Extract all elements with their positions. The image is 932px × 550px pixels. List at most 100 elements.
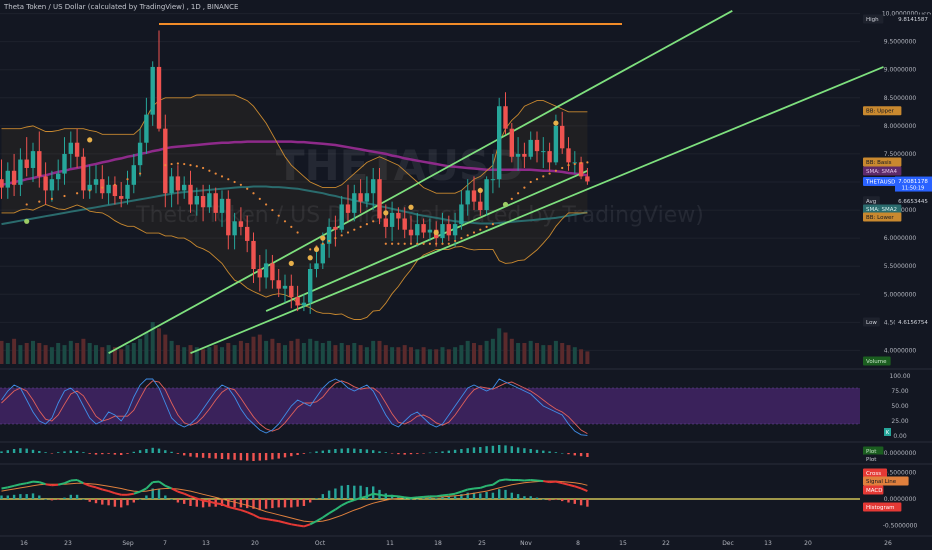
macd-histogram-bar: [579, 499, 583, 506]
macd-histogram-bar: [246, 499, 249, 509]
psar-dot: [25, 203, 28, 206]
sma-long-line: [1, 140, 588, 187]
candle: [484, 176, 489, 216]
candle-body: [440, 224, 445, 239]
momentum-bar: [208, 453, 211, 459]
momentum-bar: [372, 450, 375, 453]
candle: [276, 269, 281, 298]
momentum-bar: [378, 451, 381, 453]
candle: [560, 111, 565, 154]
candle-body: [81, 156, 86, 191]
volume-bar: [119, 349, 124, 364]
psar-dot: [252, 192, 255, 195]
volume-bar: [138, 338, 143, 364]
macd-segment: [13, 483, 21, 487]
candle-body: [478, 201, 483, 211]
high-value-tag-bg: [895, 14, 932, 24]
candle: [446, 215, 451, 241]
macd-segment: [486, 483, 494, 487]
candle: [144, 97, 149, 154]
volume-bar: [169, 340, 174, 364]
macd-segment: [518, 479, 525, 482]
interval-label[interactable]: 1D: [190, 3, 201, 11]
candle: [93, 165, 99, 194]
histogram-tag-label: Histogram: [866, 505, 895, 511]
macd-histogram-bar: [157, 489, 161, 499]
momentum-bar: [151, 447, 154, 453]
volume-bar: [522, 343, 527, 364]
volume-bar: [12, 338, 17, 364]
volume-bar: [226, 343, 231, 364]
candle: [226, 190, 231, 250]
momentum-bar: [227, 453, 230, 460]
volume-bar: [68, 340, 73, 364]
macd-histogram-bar: [107, 499, 110, 506]
candle-body: [320, 243, 325, 264]
psar-dot: [290, 225, 293, 229]
symbol-tag: THETAUSD: [863, 177, 898, 187]
volume-bar: [484, 340, 489, 364]
psar-dot: [283, 220, 287, 223]
psar-dot: [403, 242, 406, 245]
price-axis-tick: 9.0000000: [884, 67, 917, 74]
bb-upper-tag-label: BB: Upper: [866, 109, 895, 115]
candle: [200, 184, 206, 222]
stoch-k-line: [1, 378, 588, 436]
stoch-k-label: K: [886, 430, 890, 436]
candle: [352, 184, 357, 222]
cross-tag-bg: [863, 468, 887, 478]
signal-dot: [288, 260, 294, 266]
macd-histogram-bar: [409, 499, 413, 500]
macd-segment: [196, 497, 204, 502]
volume-bar: [150, 322, 155, 364]
macd-histogram-bar: [31, 493, 35, 499]
candles: [0, 30, 590, 314]
psar-dot: [139, 172, 142, 175]
macd-segment: [373, 492, 380, 496]
bollinger-upper-line: [1, 94, 588, 194]
psar-dot: [220, 175, 224, 178]
candle-body: [509, 128, 514, 157]
macd-histogram-bar: [321, 494, 324, 499]
momentum-bar: [353, 448, 356, 453]
macd-segment: [202, 499, 210, 503]
rsi-axis-tick: 0.00: [893, 433, 907, 440]
momentum-bar: [44, 452, 47, 453]
momentum-bar: [252, 453, 255, 461]
macd-histogram-bar: [573, 499, 576, 504]
volume-bar: [213, 345, 218, 364]
momentum-bar: [63, 451, 66, 453]
momentum-bar: [409, 453, 413, 455]
candle-body: [119, 196, 124, 199]
momentum-bar: [271, 453, 274, 460]
candle-body: [137, 142, 143, 166]
macd-histogram-bar: [151, 488, 154, 499]
macd-segment: [51, 483, 59, 487]
candle-body: [452, 224, 458, 236]
volume-bar: [62, 345, 67, 364]
volume-bar: [245, 343, 250, 364]
macd-segment: [158, 480, 166, 487]
macd-histogram-bar: [233, 499, 236, 508]
symbol-tag-label: THETAUSD: [865, 180, 895, 186]
volume-bars: [0, 322, 590, 364]
price-axis-tick: 7.5000000: [884, 151, 917, 158]
candle-body: [219, 198, 225, 213]
momentum-bar: [529, 449, 532, 453]
candle: [49, 170, 55, 202]
psar-dot: [63, 194, 66, 198]
candle: [18, 148, 23, 197]
candle: [106, 176, 111, 205]
candle-body: [169, 176, 174, 194]
macd-segment: [543, 480, 550, 484]
psar-dot: [76, 192, 79, 195]
momentum-bar: [88, 453, 91, 454]
macd-histogram-bar: [252, 499, 255, 509]
candle-body: [566, 148, 571, 163]
macd-segment: [410, 496, 418, 499]
psar-dot: [580, 161, 583, 165]
signal-dot: [553, 120, 559, 126]
candle: [150, 61, 155, 126]
volume-bar: [547, 345, 552, 364]
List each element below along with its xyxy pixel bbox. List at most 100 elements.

^^^^^^^^^^^^^^^^

| What is required |
Rewrite everything from the line containing "macd-histogram-bar: [579, 499, 583, 506]" down to the line containing "psar-dot: [403, 242, 406, 245]", replacing "momentum-bar" with "momentum-column" and leaving all else as it is.

| Complete answer |
macd-histogram-bar: [579, 499, 583, 506]
macd-histogram-bar: [246, 499, 249, 509]
psar-dot: [25, 203, 28, 206]
sma-long-line: [1, 140, 588, 187]
candle: [484, 176, 489, 216]
candle-body: [440, 224, 445, 239]
momentum-column: [208, 453, 211, 459]
momentum-column: [372, 450, 375, 453]
candle: [276, 269, 281, 298]
momentum-column: [378, 451, 381, 453]
candle: [560, 111, 565, 154]
candle-body: [81, 156, 86, 191]
volume-bar: [119, 349, 124, 364]
psar-dot: [252, 192, 255, 195]
volume-bar: [138, 338, 143, 364]
macd-segment: [13, 483, 21, 487]
candle-body: [478, 201, 483, 211]
high-value-tag-bg: [895, 14, 932, 24]
candle: [446, 215, 451, 241]
macd-segment: [486, 483, 494, 487]
candle: [144, 97, 149, 154]
volume-bar: [169, 340, 174, 364]
macd-segment: [518, 479, 525, 482]
interval-label[interactable]: 1D: [190, 3, 201, 11]
candle: [93, 165, 99, 194]
histogram-tag-label: Histogram: [866, 505, 895, 511]
macd-histogram-bar: [157, 489, 161, 499]
momentum-column: [151, 447, 154, 453]
volume-bar: [522, 343, 527, 364]
volume-bar: [12, 338, 17, 364]
volume-bar: [226, 343, 231, 364]
candle: [226, 190, 231, 250]
momentum-column: [227, 453, 230, 460]
volume-bar: [68, 340, 73, 364]
macd-histogram-bar: [107, 499, 110, 506]
candle-body: [320, 243, 325, 264]
psar-dot: [290, 225, 293, 229]
symbol-tag: THETAUSD: [863, 177, 898, 187]
volume-bar: [484, 340, 489, 364]
psar-dot: [283, 220, 287, 223]
psar-dot: [403, 242, 406, 245]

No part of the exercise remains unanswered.